Source data:
══════════════════════════════
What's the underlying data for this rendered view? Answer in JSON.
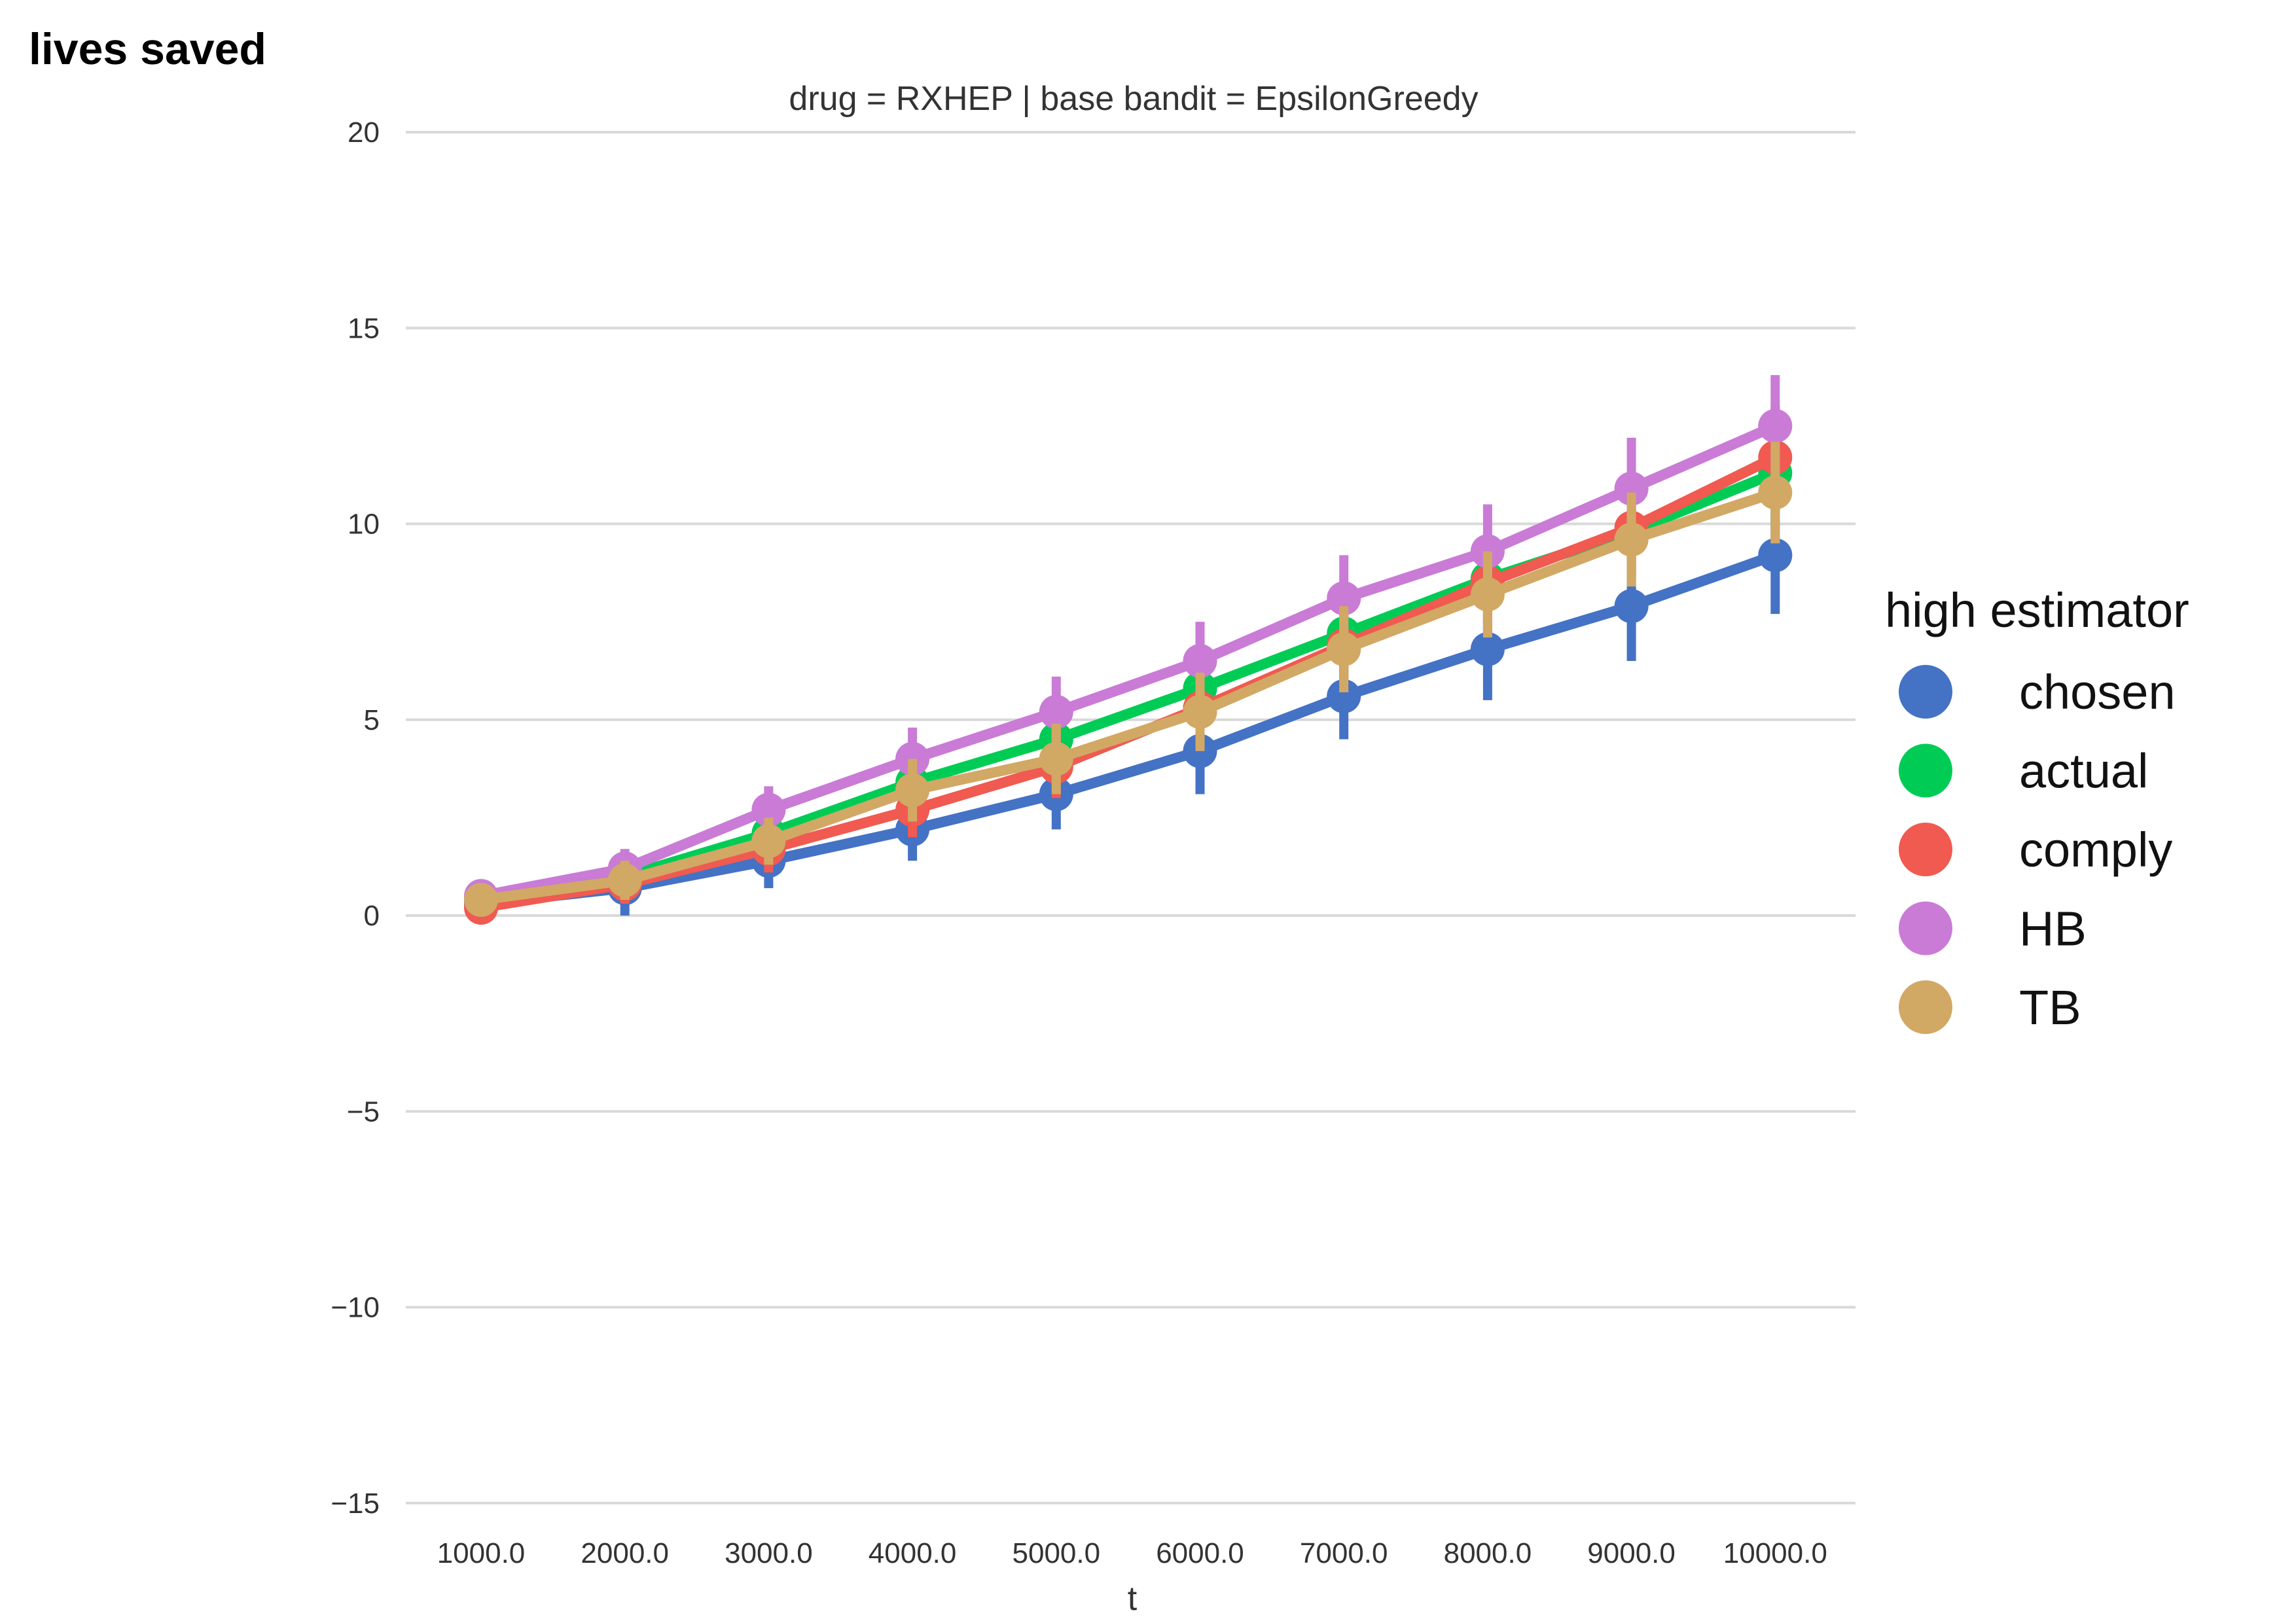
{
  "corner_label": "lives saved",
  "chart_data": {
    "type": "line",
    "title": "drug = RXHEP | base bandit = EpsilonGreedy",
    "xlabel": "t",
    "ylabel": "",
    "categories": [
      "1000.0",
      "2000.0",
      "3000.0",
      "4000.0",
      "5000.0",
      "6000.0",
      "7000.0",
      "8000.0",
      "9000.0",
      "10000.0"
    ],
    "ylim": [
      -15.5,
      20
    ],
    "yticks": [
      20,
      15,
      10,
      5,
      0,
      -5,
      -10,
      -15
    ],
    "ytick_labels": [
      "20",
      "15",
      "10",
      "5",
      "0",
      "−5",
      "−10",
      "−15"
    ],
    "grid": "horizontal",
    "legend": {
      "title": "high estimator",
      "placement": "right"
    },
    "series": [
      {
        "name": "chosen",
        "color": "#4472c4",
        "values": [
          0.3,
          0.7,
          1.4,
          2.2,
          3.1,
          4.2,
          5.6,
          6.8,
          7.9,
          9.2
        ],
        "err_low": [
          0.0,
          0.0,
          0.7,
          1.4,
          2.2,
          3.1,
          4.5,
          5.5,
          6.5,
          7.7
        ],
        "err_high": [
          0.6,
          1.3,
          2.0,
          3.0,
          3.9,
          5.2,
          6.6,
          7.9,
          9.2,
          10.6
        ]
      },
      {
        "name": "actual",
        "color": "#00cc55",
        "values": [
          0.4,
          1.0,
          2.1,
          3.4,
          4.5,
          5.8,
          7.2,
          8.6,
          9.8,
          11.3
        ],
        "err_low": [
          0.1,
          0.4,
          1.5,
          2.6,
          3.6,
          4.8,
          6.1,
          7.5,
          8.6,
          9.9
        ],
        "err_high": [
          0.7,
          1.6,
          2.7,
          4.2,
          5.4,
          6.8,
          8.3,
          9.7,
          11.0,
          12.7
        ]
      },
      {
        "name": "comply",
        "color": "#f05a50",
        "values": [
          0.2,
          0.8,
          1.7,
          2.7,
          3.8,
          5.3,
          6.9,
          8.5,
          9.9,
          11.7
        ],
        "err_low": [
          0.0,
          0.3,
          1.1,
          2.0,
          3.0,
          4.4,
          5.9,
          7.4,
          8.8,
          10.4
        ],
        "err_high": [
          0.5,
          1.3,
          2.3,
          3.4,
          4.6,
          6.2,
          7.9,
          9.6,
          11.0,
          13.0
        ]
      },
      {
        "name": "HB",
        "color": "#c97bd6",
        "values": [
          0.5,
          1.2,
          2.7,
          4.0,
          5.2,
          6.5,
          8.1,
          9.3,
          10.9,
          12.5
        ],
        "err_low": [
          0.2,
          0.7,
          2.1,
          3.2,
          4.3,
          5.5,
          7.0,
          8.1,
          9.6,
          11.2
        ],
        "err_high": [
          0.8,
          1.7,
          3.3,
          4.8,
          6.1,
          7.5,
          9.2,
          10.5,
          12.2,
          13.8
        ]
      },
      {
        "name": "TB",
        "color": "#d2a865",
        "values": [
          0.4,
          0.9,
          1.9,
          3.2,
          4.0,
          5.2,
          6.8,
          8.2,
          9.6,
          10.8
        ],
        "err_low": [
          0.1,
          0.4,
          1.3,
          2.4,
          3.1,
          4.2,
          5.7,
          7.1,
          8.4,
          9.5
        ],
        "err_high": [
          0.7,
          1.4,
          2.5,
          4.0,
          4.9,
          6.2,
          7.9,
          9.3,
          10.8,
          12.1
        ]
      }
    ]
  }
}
══════════════════════════════
▶ **Instruction**:
Output all of the entries verbatim, leaving out any images.

▶ **Answer to the exercise**:
What's the underlying data for this rendered view? Answer in JSON.
{
  "corner_label": "lives saved",
  "chart_data": {
    "type": "line",
    "title": "drug = RXHEP | base bandit = EpsilonGreedy",
    "xlabel": "t",
    "ylabel": "",
    "categories": [
      "1000.0",
      "2000.0",
      "3000.0",
      "4000.0",
      "5000.0",
      "6000.0",
      "7000.0",
      "8000.0",
      "9000.0",
      "10000.0"
    ],
    "ylim": [
      -15.5,
      20
    ],
    "yticks": [
      20,
      15,
      10,
      5,
      0,
      -5,
      -10,
      -15
    ],
    "ytick_labels": [
      "20",
      "15",
      "10",
      "5",
      "0",
      "−5",
      "−10",
      "−15"
    ],
    "grid": "horizontal",
    "legend": {
      "title": "high estimator",
      "placement": "right"
    },
    "series": [
      {
        "name": "chosen",
        "color": "#4472c4",
        "values": [
          0.3,
          0.7,
          1.4,
          2.2,
          3.1,
          4.2,
          5.6,
          6.8,
          7.9,
          9.2
        ],
        "err_low": [
          0.0,
          0.0,
          0.7,
          1.4,
          2.2,
          3.1,
          4.5,
          5.5,
          6.5,
          7.7
        ],
        "err_high": [
          0.6,
          1.3,
          2.0,
          3.0,
          3.9,
          5.2,
          6.6,
          7.9,
          9.2,
          10.6
        ]
      },
      {
        "name": "actual",
        "color": "#00cc55",
        "values": [
          0.4,
          1.0,
          2.1,
          3.4,
          4.5,
          5.8,
          7.2,
          8.6,
          9.8,
          11.3
        ],
        "err_low": [
          0.1,
          0.4,
          1.5,
          2.6,
          3.6,
          4.8,
          6.1,
          7.5,
          8.6,
          9.9
        ],
        "err_high": [
          0.7,
          1.6,
          2.7,
          4.2,
          5.4,
          6.8,
          8.3,
          9.7,
          11.0,
          12.7
        ]
      },
      {
        "name": "comply",
        "color": "#f05a50",
        "values": [
          0.2,
          0.8,
          1.7,
          2.7,
          3.8,
          5.3,
          6.9,
          8.5,
          9.9,
          11.7
        ],
        "err_low": [
          0.0,
          0.3,
          1.1,
          2.0,
          3.0,
          4.4,
          5.9,
          7.4,
          8.8,
          10.4
        ],
        "err_high": [
          0.5,
          1.3,
          2.3,
          3.4,
          4.6,
          6.2,
          7.9,
          9.6,
          11.0,
          13.0
        ]
      },
      {
        "name": "HB",
        "color": "#c97bd6",
        "values": [
          0.5,
          1.2,
          2.7,
          4.0,
          5.2,
          6.5,
          8.1,
          9.3,
          10.9,
          12.5
        ],
        "err_low": [
          0.2,
          0.7,
          2.1,
          3.2,
          4.3,
          5.5,
          7.0,
          8.1,
          9.6,
          11.2
        ],
        "err_high": [
          0.8,
          1.7,
          3.3,
          4.8,
          6.1,
          7.5,
          9.2,
          10.5,
          12.2,
          13.8
        ]
      },
      {
        "name": "TB",
        "color": "#d2a865",
        "values": [
          0.4,
          0.9,
          1.9,
          3.2,
          4.0,
          5.2,
          6.8,
          8.2,
          9.6,
          10.8
        ],
        "err_low": [
          0.1,
          0.4,
          1.3,
          2.4,
          3.1,
          4.2,
          5.7,
          7.1,
          8.4,
          9.5
        ],
        "err_high": [
          0.7,
          1.4,
          2.5,
          4.0,
          4.9,
          6.2,
          7.9,
          9.3,
          10.8,
          12.1
        ]
      }
    ]
  }
}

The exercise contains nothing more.